## Short problem
Gather up the lines with the word "marker" in them.

── Data for this task ──

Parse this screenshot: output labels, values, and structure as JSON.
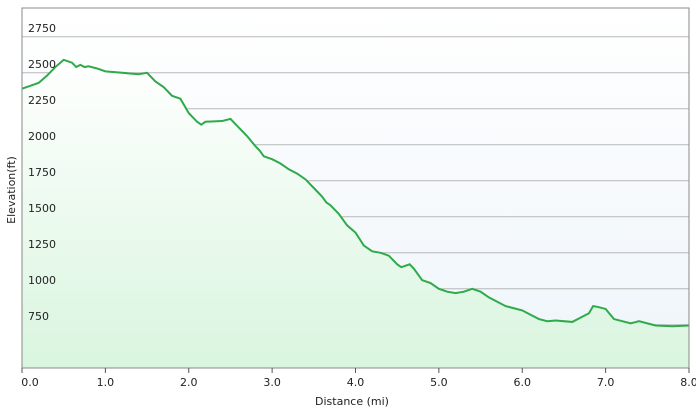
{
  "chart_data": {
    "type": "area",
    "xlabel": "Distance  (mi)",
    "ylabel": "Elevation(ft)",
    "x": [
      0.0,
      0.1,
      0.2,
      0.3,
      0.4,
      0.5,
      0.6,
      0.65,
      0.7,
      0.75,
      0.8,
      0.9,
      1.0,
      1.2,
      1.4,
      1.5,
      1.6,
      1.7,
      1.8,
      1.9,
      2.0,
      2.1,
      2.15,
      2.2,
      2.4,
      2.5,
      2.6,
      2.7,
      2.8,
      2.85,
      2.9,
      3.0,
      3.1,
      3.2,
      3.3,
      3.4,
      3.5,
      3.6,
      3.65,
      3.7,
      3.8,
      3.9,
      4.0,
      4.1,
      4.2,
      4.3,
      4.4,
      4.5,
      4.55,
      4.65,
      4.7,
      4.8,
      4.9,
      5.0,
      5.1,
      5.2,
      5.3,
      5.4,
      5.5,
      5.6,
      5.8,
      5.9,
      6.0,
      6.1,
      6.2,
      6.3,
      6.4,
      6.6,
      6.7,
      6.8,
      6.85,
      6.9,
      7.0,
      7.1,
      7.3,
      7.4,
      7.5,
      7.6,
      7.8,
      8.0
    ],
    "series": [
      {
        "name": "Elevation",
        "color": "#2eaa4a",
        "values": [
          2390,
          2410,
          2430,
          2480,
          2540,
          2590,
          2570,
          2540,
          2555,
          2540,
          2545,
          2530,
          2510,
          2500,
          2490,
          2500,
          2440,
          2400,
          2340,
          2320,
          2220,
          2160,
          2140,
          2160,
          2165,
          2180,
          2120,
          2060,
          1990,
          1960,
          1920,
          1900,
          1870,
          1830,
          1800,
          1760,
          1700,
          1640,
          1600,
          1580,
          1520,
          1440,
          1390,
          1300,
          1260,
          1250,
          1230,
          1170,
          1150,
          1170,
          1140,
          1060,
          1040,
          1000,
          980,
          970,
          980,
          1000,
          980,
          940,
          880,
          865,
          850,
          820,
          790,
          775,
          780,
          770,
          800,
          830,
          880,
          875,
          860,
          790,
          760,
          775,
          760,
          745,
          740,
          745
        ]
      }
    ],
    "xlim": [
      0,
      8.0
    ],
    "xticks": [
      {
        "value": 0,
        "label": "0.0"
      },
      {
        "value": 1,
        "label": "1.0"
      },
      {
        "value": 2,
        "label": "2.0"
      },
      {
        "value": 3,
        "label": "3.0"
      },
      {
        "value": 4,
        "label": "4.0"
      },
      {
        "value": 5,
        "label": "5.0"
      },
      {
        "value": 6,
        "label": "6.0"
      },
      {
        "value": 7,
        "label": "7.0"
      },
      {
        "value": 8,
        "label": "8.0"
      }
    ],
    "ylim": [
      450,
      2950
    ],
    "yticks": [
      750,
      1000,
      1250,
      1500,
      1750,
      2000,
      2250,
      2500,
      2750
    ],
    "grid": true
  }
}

───
── Data for this task ──

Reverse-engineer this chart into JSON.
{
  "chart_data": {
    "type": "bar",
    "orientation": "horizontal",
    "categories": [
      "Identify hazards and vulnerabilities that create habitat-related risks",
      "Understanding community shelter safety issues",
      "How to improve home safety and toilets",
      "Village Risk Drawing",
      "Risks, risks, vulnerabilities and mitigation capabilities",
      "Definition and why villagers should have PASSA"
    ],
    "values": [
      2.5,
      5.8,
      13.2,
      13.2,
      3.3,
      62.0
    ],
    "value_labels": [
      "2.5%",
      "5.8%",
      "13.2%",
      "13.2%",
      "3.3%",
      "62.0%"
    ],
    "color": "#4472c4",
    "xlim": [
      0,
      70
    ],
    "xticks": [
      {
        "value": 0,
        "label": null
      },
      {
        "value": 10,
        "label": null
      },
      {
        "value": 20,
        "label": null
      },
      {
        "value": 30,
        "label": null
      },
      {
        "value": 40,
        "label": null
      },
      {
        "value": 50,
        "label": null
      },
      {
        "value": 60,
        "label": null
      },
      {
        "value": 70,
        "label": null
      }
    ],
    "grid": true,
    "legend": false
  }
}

───
── Data for this task ──

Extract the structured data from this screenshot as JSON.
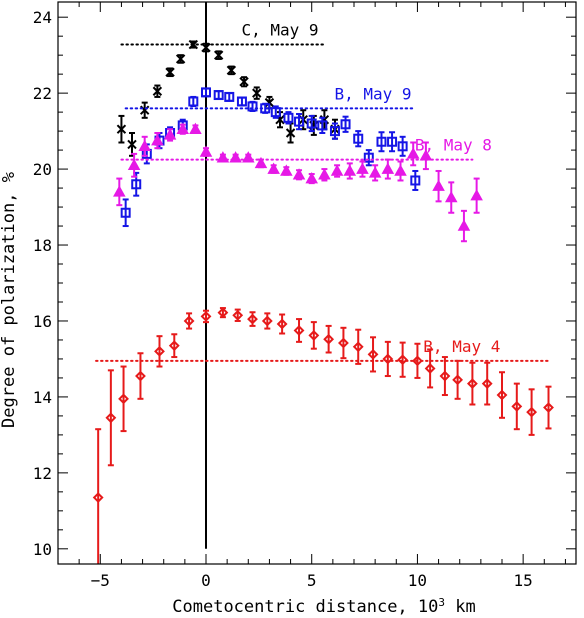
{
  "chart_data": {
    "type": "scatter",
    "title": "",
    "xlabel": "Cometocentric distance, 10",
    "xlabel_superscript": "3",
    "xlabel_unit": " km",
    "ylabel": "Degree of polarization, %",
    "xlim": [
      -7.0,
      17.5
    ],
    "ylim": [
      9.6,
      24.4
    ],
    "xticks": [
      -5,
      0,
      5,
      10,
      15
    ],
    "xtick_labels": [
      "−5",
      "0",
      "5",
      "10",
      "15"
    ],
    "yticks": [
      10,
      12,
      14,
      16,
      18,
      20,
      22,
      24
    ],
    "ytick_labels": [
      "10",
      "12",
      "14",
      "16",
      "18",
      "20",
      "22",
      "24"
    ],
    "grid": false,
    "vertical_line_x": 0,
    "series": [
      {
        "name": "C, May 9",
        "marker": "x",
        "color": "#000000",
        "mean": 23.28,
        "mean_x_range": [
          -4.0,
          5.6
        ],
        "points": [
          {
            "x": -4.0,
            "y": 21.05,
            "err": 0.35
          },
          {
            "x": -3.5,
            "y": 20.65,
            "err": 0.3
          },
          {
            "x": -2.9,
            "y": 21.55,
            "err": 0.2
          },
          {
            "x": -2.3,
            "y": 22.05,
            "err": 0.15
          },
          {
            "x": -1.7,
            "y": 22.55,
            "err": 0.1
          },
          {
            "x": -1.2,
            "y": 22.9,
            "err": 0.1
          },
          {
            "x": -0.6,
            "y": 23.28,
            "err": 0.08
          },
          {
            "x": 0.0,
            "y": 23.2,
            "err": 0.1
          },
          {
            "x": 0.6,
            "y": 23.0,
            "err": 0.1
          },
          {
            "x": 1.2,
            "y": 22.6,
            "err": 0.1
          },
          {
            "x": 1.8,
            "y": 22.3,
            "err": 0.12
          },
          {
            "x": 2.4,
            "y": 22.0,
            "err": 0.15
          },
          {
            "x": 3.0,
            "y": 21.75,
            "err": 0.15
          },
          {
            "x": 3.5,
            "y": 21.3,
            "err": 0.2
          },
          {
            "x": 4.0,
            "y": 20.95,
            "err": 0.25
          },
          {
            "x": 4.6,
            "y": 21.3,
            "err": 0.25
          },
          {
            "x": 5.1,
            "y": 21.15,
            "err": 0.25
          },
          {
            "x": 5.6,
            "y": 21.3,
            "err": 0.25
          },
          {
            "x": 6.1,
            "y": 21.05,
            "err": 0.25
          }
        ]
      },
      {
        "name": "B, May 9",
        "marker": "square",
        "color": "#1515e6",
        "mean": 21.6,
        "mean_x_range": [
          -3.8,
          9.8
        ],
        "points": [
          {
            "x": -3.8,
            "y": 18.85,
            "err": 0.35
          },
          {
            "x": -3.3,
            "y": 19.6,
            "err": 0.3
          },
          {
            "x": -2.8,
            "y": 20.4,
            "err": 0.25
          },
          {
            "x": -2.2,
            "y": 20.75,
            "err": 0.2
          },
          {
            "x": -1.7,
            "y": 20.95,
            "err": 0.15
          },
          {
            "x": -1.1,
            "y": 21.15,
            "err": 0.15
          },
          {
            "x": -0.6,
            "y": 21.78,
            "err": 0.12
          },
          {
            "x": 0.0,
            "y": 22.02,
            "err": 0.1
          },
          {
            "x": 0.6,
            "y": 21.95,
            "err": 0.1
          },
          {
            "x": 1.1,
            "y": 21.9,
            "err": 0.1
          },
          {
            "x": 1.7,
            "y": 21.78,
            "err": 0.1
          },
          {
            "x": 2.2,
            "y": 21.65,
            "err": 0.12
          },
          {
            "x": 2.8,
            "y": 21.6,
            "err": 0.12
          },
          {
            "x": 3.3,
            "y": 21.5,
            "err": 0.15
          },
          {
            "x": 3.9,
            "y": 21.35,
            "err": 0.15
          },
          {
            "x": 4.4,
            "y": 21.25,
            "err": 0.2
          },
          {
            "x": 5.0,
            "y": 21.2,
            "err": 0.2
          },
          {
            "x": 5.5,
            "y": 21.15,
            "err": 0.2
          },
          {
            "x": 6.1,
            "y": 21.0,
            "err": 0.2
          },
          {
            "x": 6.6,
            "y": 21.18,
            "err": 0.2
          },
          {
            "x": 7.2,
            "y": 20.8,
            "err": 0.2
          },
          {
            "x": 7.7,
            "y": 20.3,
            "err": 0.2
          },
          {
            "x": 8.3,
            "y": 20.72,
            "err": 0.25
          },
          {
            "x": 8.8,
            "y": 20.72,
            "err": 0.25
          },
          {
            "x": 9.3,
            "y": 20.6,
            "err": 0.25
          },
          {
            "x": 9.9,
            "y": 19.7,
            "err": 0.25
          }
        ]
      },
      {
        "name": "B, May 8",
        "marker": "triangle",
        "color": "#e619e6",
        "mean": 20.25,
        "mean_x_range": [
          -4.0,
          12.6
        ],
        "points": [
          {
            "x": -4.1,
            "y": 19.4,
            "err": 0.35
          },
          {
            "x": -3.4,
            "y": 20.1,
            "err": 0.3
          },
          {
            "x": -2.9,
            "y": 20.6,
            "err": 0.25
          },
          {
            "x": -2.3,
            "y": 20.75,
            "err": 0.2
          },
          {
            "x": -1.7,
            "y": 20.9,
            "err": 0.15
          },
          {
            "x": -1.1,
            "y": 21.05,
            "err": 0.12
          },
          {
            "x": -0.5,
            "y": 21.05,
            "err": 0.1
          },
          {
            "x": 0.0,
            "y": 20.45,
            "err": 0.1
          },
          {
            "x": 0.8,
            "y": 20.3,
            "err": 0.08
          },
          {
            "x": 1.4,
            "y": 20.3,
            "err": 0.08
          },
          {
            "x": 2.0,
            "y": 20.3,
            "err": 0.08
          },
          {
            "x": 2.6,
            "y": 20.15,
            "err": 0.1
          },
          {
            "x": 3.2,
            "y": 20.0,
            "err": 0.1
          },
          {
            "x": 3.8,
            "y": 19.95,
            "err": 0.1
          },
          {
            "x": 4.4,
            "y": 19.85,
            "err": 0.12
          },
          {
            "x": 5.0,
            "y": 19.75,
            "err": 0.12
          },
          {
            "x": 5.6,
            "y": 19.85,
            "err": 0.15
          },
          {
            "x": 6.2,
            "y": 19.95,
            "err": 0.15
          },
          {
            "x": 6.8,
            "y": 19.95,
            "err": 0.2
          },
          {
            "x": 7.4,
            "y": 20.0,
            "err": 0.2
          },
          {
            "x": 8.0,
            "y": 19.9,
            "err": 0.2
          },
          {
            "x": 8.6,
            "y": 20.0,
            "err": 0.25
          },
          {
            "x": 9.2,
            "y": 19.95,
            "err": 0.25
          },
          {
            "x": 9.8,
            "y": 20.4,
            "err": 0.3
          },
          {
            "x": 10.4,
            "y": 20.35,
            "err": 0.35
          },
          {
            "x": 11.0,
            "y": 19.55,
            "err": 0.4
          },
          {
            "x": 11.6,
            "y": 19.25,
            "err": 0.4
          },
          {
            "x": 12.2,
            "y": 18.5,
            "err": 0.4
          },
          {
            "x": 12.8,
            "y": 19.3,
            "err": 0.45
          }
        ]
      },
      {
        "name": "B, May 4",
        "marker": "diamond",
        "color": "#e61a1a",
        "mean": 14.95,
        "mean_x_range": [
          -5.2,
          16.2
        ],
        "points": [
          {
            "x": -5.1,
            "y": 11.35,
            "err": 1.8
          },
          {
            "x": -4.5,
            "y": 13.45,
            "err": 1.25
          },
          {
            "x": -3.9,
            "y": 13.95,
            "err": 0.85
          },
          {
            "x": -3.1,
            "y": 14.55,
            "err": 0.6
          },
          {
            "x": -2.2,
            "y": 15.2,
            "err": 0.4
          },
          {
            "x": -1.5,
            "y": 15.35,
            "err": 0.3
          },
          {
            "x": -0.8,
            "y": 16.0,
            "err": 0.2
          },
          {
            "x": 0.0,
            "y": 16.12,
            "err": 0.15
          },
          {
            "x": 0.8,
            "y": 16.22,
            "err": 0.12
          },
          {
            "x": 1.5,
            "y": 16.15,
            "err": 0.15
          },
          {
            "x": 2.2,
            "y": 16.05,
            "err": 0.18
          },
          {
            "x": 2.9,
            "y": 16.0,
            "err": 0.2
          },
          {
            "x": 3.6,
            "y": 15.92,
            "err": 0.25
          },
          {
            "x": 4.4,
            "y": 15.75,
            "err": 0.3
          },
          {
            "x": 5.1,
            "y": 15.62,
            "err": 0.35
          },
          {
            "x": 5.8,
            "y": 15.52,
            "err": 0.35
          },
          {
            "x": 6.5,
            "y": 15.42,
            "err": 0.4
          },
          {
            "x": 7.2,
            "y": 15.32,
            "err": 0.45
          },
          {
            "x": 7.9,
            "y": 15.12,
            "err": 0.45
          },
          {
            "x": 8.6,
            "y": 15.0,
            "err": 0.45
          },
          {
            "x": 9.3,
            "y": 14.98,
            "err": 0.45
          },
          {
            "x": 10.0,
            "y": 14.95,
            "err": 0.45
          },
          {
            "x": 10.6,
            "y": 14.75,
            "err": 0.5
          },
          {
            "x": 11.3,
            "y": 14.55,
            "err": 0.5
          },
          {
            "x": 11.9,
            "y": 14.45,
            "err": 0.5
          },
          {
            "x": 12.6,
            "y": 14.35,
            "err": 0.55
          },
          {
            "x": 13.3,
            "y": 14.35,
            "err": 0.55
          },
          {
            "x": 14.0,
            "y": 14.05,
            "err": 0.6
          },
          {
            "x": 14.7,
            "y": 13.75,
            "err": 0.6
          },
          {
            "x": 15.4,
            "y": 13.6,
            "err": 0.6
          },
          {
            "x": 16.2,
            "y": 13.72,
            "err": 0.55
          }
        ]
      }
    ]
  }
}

───

## Written reply
        "marker": "x",
        "marker": "square",
        "marker": "triangle",
        "marker": "diamond",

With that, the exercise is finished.